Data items

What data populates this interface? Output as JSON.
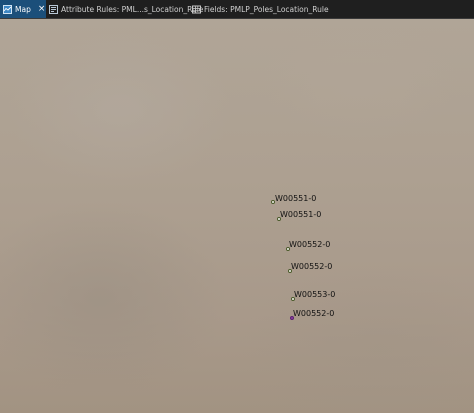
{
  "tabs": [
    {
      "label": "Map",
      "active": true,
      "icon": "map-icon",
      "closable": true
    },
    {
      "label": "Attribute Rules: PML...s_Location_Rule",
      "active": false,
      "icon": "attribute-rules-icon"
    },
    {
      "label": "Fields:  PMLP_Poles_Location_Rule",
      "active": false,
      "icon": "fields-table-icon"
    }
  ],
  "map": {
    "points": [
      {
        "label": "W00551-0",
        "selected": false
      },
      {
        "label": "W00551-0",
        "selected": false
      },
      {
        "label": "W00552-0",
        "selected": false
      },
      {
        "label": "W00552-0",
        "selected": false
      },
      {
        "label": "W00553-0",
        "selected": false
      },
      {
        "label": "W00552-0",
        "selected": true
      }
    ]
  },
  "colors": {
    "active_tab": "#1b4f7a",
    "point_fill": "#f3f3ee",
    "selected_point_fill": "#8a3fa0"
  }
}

(WHAT TO WORK ON): From the material above, gather all lines that include the string "icon" and copy them.

(ANSWER TO THIS TASK):
      "icon": "map-icon",
      "icon": "attribute-rules-icon"
      "icon": "fields-table-icon"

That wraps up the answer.